> **TASK GOAL**
Which lines hold the word "symbol"? Copy each one.

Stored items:
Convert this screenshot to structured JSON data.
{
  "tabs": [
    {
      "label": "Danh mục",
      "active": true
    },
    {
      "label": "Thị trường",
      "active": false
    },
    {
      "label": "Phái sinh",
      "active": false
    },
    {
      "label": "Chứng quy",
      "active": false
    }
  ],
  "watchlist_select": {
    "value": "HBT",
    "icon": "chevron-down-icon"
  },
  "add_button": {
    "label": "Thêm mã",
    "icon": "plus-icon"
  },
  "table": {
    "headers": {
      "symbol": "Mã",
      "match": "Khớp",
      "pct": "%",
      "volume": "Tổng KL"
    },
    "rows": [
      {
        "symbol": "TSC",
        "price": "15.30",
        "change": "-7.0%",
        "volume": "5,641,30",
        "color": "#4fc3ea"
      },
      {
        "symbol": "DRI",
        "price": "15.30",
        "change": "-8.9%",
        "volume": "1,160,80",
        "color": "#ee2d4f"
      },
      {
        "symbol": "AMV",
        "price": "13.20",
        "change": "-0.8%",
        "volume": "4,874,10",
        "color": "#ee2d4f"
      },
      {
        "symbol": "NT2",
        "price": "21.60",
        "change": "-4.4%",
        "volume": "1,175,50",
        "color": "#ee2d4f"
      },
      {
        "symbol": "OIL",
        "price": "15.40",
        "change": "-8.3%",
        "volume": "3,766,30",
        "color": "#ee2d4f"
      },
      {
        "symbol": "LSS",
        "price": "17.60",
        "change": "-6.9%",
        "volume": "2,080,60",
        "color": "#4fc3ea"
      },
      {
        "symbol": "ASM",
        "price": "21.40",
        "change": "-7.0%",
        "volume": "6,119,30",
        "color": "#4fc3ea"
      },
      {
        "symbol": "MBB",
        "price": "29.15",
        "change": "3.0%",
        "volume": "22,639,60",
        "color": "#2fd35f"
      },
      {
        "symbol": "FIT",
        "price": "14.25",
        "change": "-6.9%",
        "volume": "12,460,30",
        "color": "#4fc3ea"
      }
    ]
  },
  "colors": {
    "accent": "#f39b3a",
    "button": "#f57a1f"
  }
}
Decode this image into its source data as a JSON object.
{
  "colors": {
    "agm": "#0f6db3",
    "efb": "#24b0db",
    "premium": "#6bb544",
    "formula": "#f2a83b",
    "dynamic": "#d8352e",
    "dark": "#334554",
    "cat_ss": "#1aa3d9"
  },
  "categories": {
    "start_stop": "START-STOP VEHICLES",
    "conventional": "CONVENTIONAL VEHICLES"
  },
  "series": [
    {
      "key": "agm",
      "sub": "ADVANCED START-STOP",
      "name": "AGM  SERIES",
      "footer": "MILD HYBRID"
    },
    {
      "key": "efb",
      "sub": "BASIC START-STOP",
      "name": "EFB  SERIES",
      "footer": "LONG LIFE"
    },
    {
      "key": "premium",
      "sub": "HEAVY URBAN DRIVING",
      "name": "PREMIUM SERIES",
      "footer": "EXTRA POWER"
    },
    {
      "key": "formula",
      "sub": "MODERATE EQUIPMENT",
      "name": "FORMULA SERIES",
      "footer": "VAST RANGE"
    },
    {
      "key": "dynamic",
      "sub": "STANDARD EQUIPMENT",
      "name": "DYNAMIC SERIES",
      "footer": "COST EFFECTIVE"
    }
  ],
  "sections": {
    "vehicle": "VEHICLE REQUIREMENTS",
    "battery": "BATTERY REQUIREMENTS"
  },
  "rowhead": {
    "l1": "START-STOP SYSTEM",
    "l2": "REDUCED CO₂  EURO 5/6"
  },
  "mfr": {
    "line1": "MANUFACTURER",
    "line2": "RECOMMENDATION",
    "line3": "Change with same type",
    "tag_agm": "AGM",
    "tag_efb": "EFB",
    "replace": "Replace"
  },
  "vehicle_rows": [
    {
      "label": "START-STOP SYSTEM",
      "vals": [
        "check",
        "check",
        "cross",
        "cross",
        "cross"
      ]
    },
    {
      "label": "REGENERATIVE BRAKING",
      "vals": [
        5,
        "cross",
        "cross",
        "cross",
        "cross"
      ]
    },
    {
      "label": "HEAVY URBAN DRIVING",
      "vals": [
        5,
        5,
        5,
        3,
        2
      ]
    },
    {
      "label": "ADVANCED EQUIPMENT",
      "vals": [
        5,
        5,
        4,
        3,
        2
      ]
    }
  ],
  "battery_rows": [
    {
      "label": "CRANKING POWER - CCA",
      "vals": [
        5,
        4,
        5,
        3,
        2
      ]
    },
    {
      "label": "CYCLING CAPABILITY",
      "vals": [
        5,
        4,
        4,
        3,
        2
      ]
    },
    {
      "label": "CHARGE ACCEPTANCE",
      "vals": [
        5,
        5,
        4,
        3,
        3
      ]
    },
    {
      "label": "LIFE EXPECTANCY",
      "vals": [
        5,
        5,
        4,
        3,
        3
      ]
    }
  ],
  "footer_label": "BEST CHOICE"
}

> **OUTPUT OF THE TASK**
      "symbol": "Mã",
        "symbol": "TSC",
        "symbol": "DRI",
        "symbol": "AMV",
        "symbol": "NT2",
        "symbol": "OIL",
        "symbol": "LSS",
        "symbol": "ASM",
        "symbol": "MBB",
        "symbol": "FIT",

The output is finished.